(Extracted records)
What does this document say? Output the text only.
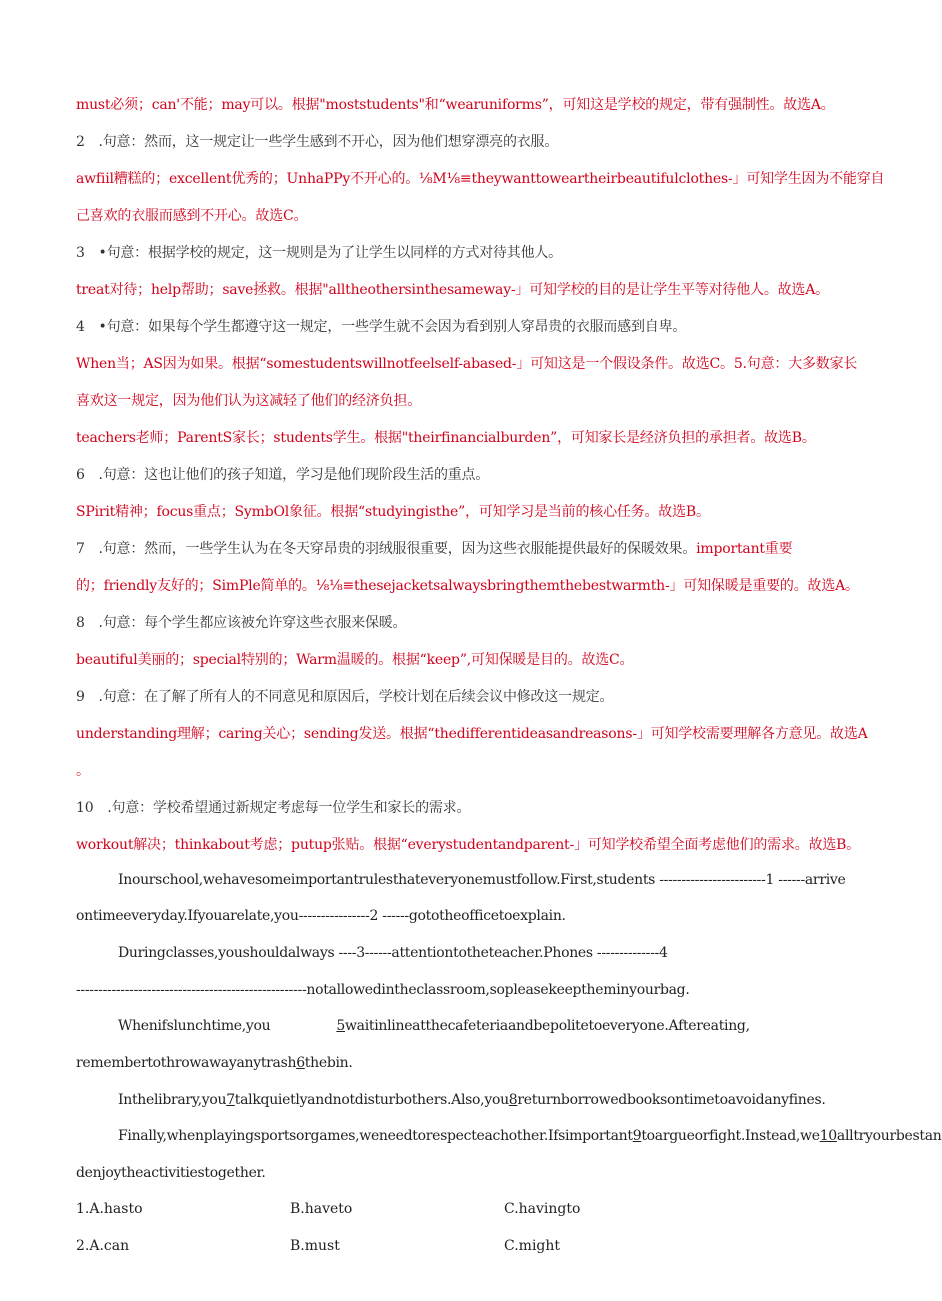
must必须；can'不能；may可以。根据"moststudents"和“wearuniforms”，可知这是学校的规定，带有强制性。故选A。
2　.句意：然而，这一规定让一些学生感到不开心，因为他们想穿漂亮的衣服。
awfiil糟糕的；excellent优秀的；UnhaPPy不开心的。⅛M⅛≡theywanttoweartheirbeautifulclothes-」可知学生因为不能穿自
己喜欢的衣服而感到不开心。故选C。
3　•句意：根据学校的规定，这一规则是为了让学生以同样的方式对待其他人。
treat对待；help帮助；save拯救。根据"alltheothersinthesameway-」可知学校的目的是让学生平等对待他人。故选A。
4　•句意：如果每个学生都遵守这一规定，一些学生就不会因为看到别人穿昂贵的衣服而感到自卑。
When当；AS因为如果。根据“somestudentswillnotfeelself-abased-」可知这是一个假设条件。故选C。5.句意：大多数家长
喜欢这一规定，因为他们认为这减轻了他们的经济负担。
teachers老师；ParentS家长；students学生。根据"theirfinancialburden”，可知家长是经济负担的承担者。故选B。
6　.句意：这也让他们的孩子知道，学习是他们现阶段生活的重点。
SPirit精神；focus重点；SymbOl象征。根据“studyingisthe”，可知学习是当前的核心任务。故选B。
7　.句意：然而，一些学生认为在冬天穿昂贵的羽绒服很重要，因为这些衣服能提供最好的保暖效果。important重要
的；friendly友好的；SimPle简单的。⅛⅛≡thesejacketsalwaysbringthemthebestwarmth-」可知保暖是重要的。故选A。
8　.句意：每个学生都应该被允许穿这些衣服来保暖。
beautiful美丽的；special特别的；Warm温暖的。根据“keep”,可知保暖是目的。故选C。
9　.句意：在了解了所有人的不同意见和原因后，学校计划在后续会议中修改这一规定。
understanding理解；caring关心；sending发送。根据“thedifferentideasandreasons-」可知学校需要理解各方意见。故选A
。
10　.句意：学校希望通过新规定考虑每一位学生和家长的需求。
workout解决；thinkabout考虑；putup张贴。根据“everystudentandparent-」可知学校希望全面考虑他们的需求。故选B。
Inourschool,wehavesomeimportantrulesthateveryonemustfollow.First,students ------------------------1 ------arrive
ontimeeveryday.Ifyouarelate,you----------------2 ------gototheofficetoexplain.
Duringclasses,youshouldalways ----3------attentiontotheteacher.Phones --------------4
----------------------------------------------------notallowedintheclassroom,sopleasekeeptheminyourbag.
Whenifslunchtime,you	5waitinlineatthecafeteriaandbepolitetoeveryone.Aftereating,
remembertothrowawayanytrash6thebin.
Inthelibrary,you7talkquietlyandnotdisturbothers.Also,you8returnborrowedbooksontimetoavoidanyfines.
Finally,whenplayingsportsorgames,weneedtorespecteachother.Ifsimportant9toargueorfight.Instead,we10alltryourbestan
denjoytheactivitiestogether.
1.A.hasto	B.haveto	C.havingto
2.A.can	B.must	C.might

- YOUR OBJECTIVE -
Transcribe the full listing above exactly, with the images removed.

- RESULT OF THE TASK -
What does this document say? Output the text only.
must必须；can'不能；may可以。根据"moststudents"和“wearuniforms”，可知这是学校的规定，带有强制性。故选A。
2　.句意：然而，这一规定让一些学生感到不开心，因为他们想穿漂亮的衣服。
awfiil糟糕的；excellent优秀的；UnhaPPy不开心的。⅛M⅛≡theywanttoweartheirbeautifulclothes-」可知学生因为不能穿自
己喜欢的衣服而感到不开心。故选C。
3　•句意：根据学校的规定，这一规则是为了让学生以同样的方式对待其他人。
treat对待；help帮助；save拯救。根据"alltheothersinthesameway-」可知学校的目的是让学生平等对待他人。故选A。
4　•句意：如果每个学生都遵守这一规定，一些学生就不会因为看到别人穿昂贵的衣服而感到自卑。
When当；AS因为如果。根据“somestudentswillnotfeelself-abased-」可知这是一个假设条件。故选C。5.句意：大多数家长
喜欢这一规定，因为他们认为这减轻了他们的经济负担。
teachers老师；ParentS家长；students学生。根据"theirfinancialburden”，可知家长是经济负担的承担者。故选B。
6　.句意：这也让他们的孩子知道，学习是他们现阶段生活的重点。
SPirit精神；focus重点；SymbOl象征。根据“studyingisthe”，可知学习是当前的核心任务。故选B。
7　.句意：然而，一些学生认为在冬天穿昂贵的羽绒服很重要，因为这些衣服能提供最好的保暖效果。important重要
的；friendly友好的；SimPle简单的。⅛⅛≡thesejacketsalwaysbringthemthebestwarmth-」可知保暖是重要的。故选A。
8　.句意：每个学生都应该被允许穿这些衣服来保暖。
beautiful美丽的；special特别的；Warm温暖的。根据“keep”,可知保暖是目的。故选C。
9　.句意：在了解了所有人的不同意见和原因后，学校计划在后续会议中修改这一规定。
understanding理解；caring关心；sending发送。根据“thedifferentideasandreasons-」可知学校需要理解各方意见。故选A
。
10　.句意：学校希望通过新规定考虑每一位学生和家长的需求。
workout解决；thinkabout考虑；putup张贴。根据“everystudentandparent-」可知学校希望全面考虑他们的需求。故选B。
Inourschool,wehavesomeimportantrulesthateveryonemustfollow.First,students ------------------------1 ------arrive
ontimeeveryday.Ifyouarelate,you----------------2 ------gototheofficetoexplain.
Duringclasses,youshouldalways ----3------attentiontotheteacher.Phones --------------4
----------------------------------------------------notallowedintheclassroom,sopleasekeeptheminyourbag.
Whenifslunchtime,you	5waitinlineatthecafeteriaandbepolitetoeveryone.Aftereating,
remembertothrowawayanytrash6thebin.
Inthelibrary,you7talkquietlyandnotdisturbothers.Also,you8returnborrowedbooksontimetoavoidanyfines.
Finally,whenplayingsportsorgames,weneedtorespecteachother.Ifsimportant9toargueorfight.Instead,we10alltryourbestan
denjoytheactivitiestogether.
1.A.hasto	B.haveto	C.havingto
2.A.can	B.must	C.might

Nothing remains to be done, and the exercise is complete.